> [WRITTEN TASK]:
Write out the full listing again, exactly as it stands.

> [GIVEN RECORDS]:
[Begin]
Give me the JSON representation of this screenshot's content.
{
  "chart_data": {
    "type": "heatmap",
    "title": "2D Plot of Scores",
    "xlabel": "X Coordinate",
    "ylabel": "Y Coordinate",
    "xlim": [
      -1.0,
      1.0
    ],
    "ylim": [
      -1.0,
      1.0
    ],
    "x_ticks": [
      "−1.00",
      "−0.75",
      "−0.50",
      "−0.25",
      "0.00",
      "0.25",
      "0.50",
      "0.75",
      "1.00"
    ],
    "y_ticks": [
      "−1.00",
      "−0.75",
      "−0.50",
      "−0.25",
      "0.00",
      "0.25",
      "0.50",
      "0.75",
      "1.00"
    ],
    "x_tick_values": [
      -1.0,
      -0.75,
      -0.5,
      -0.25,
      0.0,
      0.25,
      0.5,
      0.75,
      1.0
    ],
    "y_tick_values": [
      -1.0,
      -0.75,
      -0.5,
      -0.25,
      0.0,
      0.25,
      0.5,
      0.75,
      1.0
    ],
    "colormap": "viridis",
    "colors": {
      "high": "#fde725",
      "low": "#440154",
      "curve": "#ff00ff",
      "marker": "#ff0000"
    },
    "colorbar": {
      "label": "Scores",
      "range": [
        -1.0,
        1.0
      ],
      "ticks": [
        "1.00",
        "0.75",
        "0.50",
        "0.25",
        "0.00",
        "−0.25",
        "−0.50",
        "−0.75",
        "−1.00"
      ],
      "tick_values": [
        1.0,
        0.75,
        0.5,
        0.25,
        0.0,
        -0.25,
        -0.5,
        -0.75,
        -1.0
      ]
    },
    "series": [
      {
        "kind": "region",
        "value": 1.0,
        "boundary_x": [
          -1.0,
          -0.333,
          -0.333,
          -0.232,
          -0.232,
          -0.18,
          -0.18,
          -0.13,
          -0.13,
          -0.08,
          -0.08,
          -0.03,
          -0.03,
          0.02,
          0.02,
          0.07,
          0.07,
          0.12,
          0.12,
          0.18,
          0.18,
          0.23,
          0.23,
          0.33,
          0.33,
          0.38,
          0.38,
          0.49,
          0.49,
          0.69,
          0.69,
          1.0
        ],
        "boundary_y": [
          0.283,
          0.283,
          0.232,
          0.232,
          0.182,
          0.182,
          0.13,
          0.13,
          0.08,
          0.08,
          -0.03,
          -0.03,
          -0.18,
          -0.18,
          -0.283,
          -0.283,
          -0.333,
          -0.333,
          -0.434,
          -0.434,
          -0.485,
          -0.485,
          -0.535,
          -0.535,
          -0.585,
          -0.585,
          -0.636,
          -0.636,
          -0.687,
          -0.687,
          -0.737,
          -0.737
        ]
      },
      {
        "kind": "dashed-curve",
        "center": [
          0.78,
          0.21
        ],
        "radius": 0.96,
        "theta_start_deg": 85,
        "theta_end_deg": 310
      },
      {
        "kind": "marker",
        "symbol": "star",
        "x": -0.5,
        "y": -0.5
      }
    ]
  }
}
[End]
> [CORRECT ANSWER]:
Give me the JSON representation of this screenshot's content.
{
  "chart_data": {
    "type": "heatmap",
    "title": "2D Plot of Scores",
    "xlabel": "X Coordinate",
    "ylabel": "Y Coordinate",
    "xlim": [
      -1.0,
      1.0
    ],
    "ylim": [
      -1.0,
      1.0
    ],
    "x_ticks": [
      "−1.00",
      "−0.75",
      "−0.50",
      "−0.25",
      "0.00",
      "0.25",
      "0.50",
      "0.75",
      "1.00"
    ],
    "y_ticks": [
      "−1.00",
      "−0.75",
      "−0.50",
      "−0.25",
      "0.00",
      "0.25",
      "0.50",
      "0.75",
      "1.00"
    ],
    "x_tick_values": [
      -1.0,
      -0.75,
      -0.5,
      -0.25,
      0.0,
      0.25,
      0.5,
      0.75,
      1.0
    ],
    "y_tick_values": [
      -1.0,
      -0.75,
      -0.5,
      -0.25,
      0.0,
      0.25,
      0.5,
      0.75,
      1.0
    ],
    "colormap": "viridis",
    "colors": {
      "high": "#fde725",
      "low": "#440154",
      "curve": "#ff00ff",
      "marker": "#ff0000"
    },
    "colorbar": {
      "label": "Scores",
      "range": [
        -1.0,
        1.0
      ],
      "ticks": [
        "1.00",
        "0.75",
        "0.50",
        "0.25",
        "0.00",
        "−0.25",
        "−0.50",
        "−0.75",
        "−1.00"
      ],
      "tick_values": [
        1.0,
        0.75,
        0.5,
        0.25,
        0.0,
        -0.25,
        -0.5,
        -0.75,
        -1.0
      ]
    },
    "series": [
      {
        "kind": "region",
        "value": 1.0,
        "boundary_x": [
          -1.0,
          -0.333,
          -0.333,
          -0.232,
          -0.232,
          -0.18,
          -0.18,
          -0.13,
          -0.13,
          -0.08,
          -0.08,
          -0.03,
          -0.03,
          0.02,
          0.02,
          0.07,
          0.07,
          0.12,
          0.12,
          0.18,
          0.18,
          0.23,
          0.23,
          0.33,
          0.33,
          0.38,
          0.38,
          0.49,
          0.49,
          0.69,
          0.69,
          1.0
        ],
        "boundary_y": [
          0.283,
          0.283,
          0.232,
          0.232,
          0.182,
          0.182,
          0.13,
          0.13,
          0.08,
          0.08,
          -0.03,
          -0.03,
          -0.18,
          -0.18,
          -0.283,
          -0.283,
          -0.333,
          -0.333,
          -0.434,
          -0.434,
          -0.485,
          -0.485,
          -0.535,
          -0.535,
          -0.585,
          -0.585,
          -0.636,
          -0.636,
          -0.687,
          -0.687,
          -0.737,
          -0.737
        ]
      },
      {
        "kind": "dashed-curve",
        "center": [
          0.78,
          0.21
        ],
        "radius": 0.96,
        "theta_start_deg": 85,
        "theta_end_deg": 310
      },
      {
        "kind": "marker",
        "symbol": "star",
        "x": -0.5,
        "y": -0.5
      }
    ]
  }
}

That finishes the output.